Exercise task:
Every entry below must be repeated exactly; skip the pictures.

>> begin Data for this exercise

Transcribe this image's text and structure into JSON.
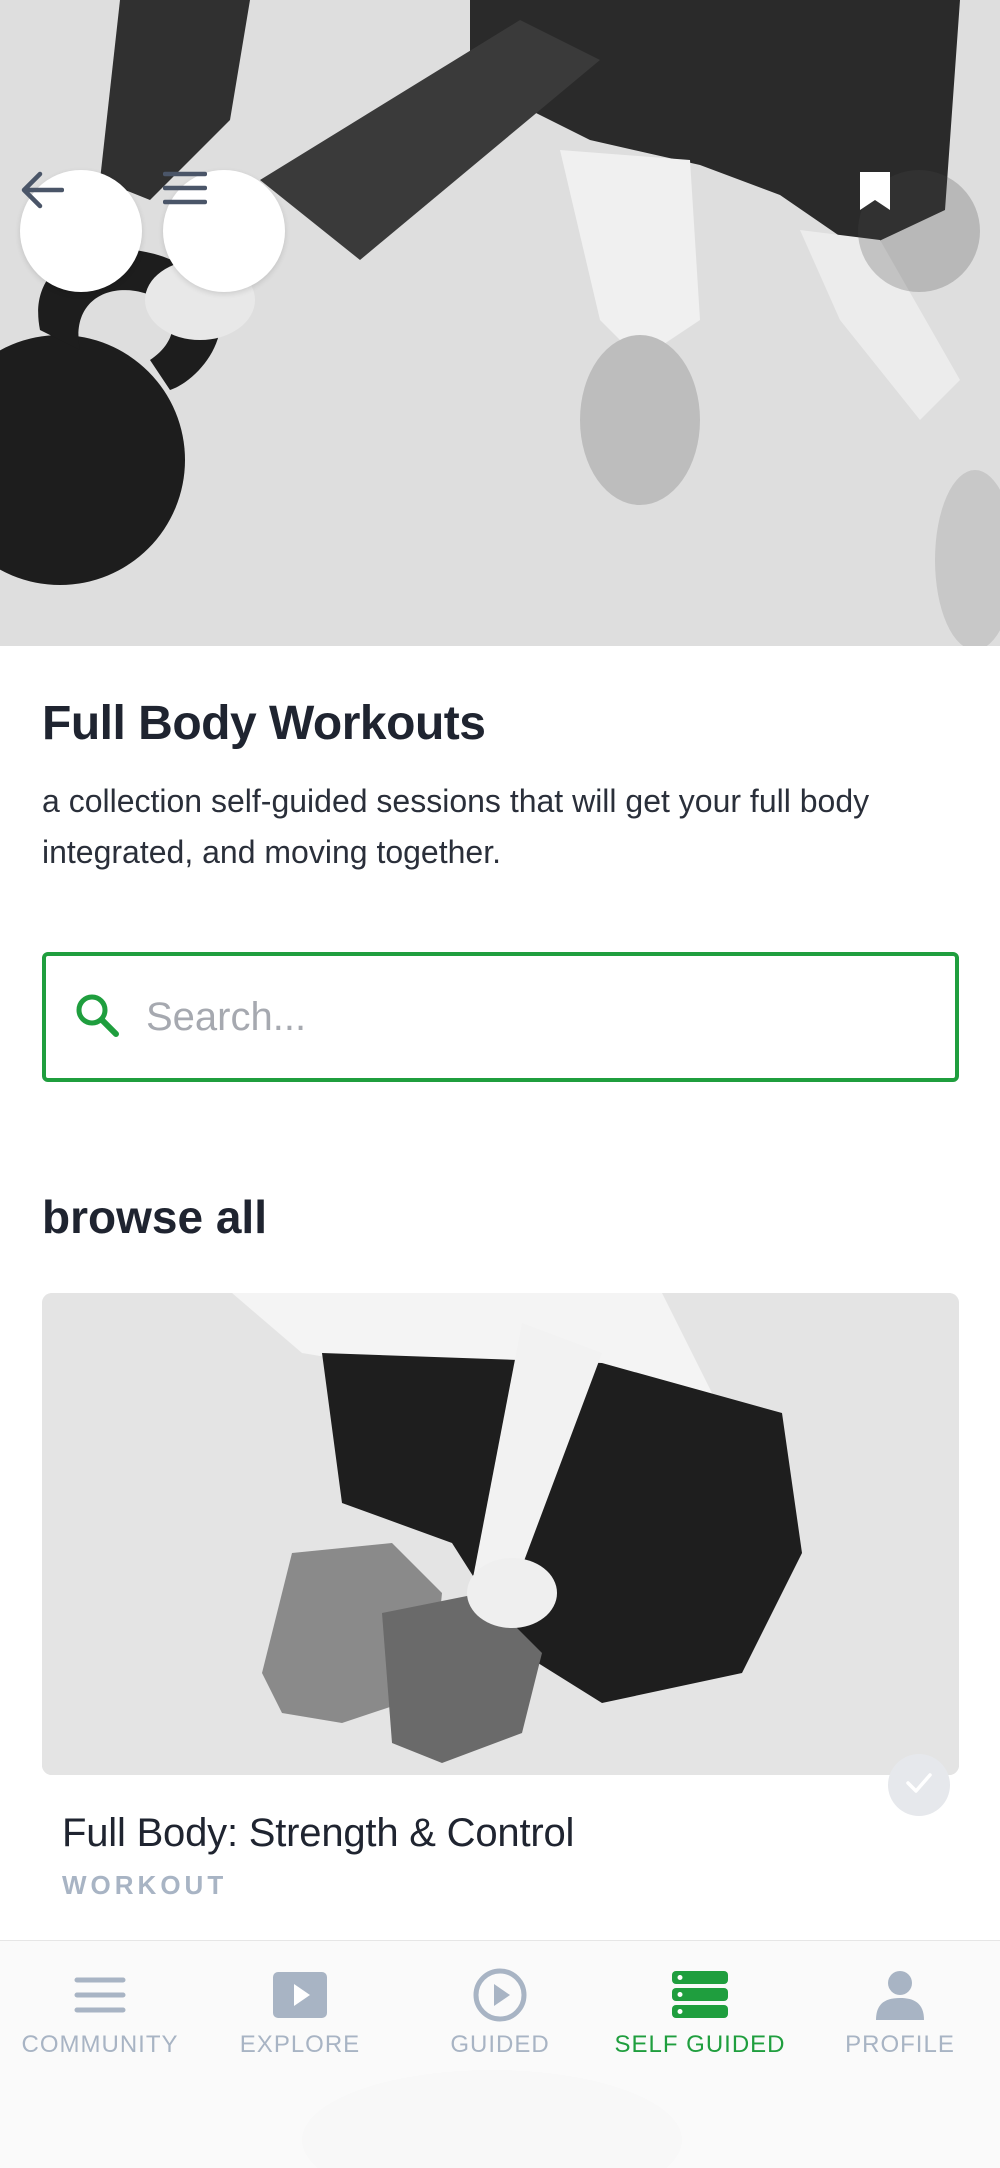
{
  "header": {
    "title": "Full Body Workouts",
    "subtitle": "a collection self-guided sessions that will get your full body integrated, and moving together."
  },
  "hero": {
    "back_icon": "arrow-left-icon",
    "menu_icon": "hamburger-menu-icon",
    "bookmark_icon": "bookmark-icon"
  },
  "search": {
    "placeholder": "Search...",
    "value": "",
    "icon": "search-icon",
    "accent": "#1f9e3e"
  },
  "section": {
    "heading": "browse all"
  },
  "cards": [
    {
      "title": "Full Body: Strength & Control",
      "type": "WORKOUT",
      "completed": true,
      "status_icon": "check-icon"
    }
  ],
  "tabbar": {
    "tabs": [
      {
        "label": "COMMUNITY",
        "icon": "list-icon",
        "active": false
      },
      {
        "label": "EXPLORE",
        "icon": "play-square-icon",
        "active": false
      },
      {
        "label": "GUIDED",
        "icon": "play-circle-icon",
        "active": false
      },
      {
        "label": "SELF GUIDED",
        "icon": "stacked-rows-icon",
        "active": true
      },
      {
        "label": "PROFILE",
        "icon": "person-icon",
        "active": false
      }
    ],
    "active_color": "#1f9e3e",
    "inactive_color": "#a8b4c4"
  }
}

>> end Data for this exercise

Output:
Transcribe this image's text and structure into JSON.
{
  "header": {
    "title": "Full Body Workouts",
    "subtitle": "a collection self-guided sessions that will get your full body integrated, and moving together."
  },
  "hero": {
    "back_icon": "arrow-left-icon",
    "menu_icon": "hamburger-menu-icon",
    "bookmark_icon": "bookmark-icon"
  },
  "search": {
    "placeholder": "Search...",
    "value": "",
    "icon": "search-icon",
    "accent": "#1f9e3e"
  },
  "section": {
    "heading": "browse all"
  },
  "cards": [
    {
      "title": "Full Body: Strength & Control",
      "type": "WORKOUT",
      "completed": true,
      "status_icon": "check-icon"
    }
  ],
  "tabbar": {
    "tabs": [
      {
        "label": "COMMUNITY",
        "icon": "list-icon",
        "active": false
      },
      {
        "label": "EXPLORE",
        "icon": "play-square-icon",
        "active": false
      },
      {
        "label": "GUIDED",
        "icon": "play-circle-icon",
        "active": false
      },
      {
        "label": "SELF GUIDED",
        "icon": "stacked-rows-icon",
        "active": true
      },
      {
        "label": "PROFILE",
        "icon": "person-icon",
        "active": false
      }
    ],
    "active_color": "#1f9e3e",
    "inactive_color": "#a8b4c4"
  }
}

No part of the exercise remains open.